TASK PROMPT:
Among the entries, which lines carry the string "аудандық"? Copy each of them.

DATASET:

-- Begin --

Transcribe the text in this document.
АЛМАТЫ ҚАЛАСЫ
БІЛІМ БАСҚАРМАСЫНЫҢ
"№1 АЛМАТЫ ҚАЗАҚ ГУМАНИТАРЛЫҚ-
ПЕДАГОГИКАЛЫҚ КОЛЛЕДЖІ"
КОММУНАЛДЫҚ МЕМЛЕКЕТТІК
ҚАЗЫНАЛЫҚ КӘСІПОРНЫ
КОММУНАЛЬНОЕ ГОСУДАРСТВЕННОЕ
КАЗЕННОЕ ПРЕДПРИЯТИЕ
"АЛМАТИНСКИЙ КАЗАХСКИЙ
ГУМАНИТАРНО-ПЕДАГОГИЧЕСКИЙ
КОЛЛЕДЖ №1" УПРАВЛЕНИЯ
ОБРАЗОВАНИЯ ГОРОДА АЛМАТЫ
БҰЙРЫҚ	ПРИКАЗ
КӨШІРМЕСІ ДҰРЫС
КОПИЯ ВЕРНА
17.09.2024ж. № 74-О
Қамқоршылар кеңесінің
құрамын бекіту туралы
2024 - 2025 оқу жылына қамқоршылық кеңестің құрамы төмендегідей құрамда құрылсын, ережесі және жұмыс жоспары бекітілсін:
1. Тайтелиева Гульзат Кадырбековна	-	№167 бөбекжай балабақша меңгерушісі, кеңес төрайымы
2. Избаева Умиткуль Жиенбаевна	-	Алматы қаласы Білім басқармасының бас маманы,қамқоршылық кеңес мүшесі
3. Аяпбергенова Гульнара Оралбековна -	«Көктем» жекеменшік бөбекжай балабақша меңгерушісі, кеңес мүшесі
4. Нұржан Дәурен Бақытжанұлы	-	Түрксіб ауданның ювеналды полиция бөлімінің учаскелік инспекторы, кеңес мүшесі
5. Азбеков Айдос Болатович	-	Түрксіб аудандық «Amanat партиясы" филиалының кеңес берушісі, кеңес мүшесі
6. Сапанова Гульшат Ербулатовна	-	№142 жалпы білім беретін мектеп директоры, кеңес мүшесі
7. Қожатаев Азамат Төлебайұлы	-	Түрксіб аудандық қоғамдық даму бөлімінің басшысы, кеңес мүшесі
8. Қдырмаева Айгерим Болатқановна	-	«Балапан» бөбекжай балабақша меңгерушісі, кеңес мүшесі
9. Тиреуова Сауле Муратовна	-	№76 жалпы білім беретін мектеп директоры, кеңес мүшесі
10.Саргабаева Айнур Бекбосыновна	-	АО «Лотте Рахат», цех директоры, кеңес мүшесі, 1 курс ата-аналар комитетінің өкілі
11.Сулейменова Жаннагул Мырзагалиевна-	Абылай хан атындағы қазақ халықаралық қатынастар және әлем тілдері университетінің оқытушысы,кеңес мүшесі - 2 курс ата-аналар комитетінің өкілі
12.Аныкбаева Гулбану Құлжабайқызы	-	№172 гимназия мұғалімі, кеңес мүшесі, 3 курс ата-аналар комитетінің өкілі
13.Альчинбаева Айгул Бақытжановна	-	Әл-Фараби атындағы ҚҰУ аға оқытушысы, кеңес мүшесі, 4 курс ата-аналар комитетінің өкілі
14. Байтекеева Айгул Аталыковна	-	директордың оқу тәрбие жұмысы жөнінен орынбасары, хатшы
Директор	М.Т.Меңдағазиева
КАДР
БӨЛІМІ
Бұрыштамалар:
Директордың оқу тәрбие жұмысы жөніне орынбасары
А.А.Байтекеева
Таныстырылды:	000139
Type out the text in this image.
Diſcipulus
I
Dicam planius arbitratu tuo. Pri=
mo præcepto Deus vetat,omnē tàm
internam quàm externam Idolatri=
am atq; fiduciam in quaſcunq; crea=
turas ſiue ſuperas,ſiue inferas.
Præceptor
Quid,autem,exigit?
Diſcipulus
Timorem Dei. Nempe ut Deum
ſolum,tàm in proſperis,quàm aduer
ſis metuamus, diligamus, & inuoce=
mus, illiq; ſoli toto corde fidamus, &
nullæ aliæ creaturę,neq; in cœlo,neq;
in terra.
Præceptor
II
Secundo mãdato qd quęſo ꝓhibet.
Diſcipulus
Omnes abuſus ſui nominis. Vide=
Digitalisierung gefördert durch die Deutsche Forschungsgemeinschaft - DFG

-- End --

SOLUTION:
5. Азбеков Айдос Болатович	-	Түрксіб аудандық «Amanat партиясы" филиалының кеңес берушісі, кеңес мүшесі
7. Қожатаев Азамат Төлебайұлы	-	Түрксіб аудандық қоғамдық даму бөлімінің басшысы, кеңес мүшесі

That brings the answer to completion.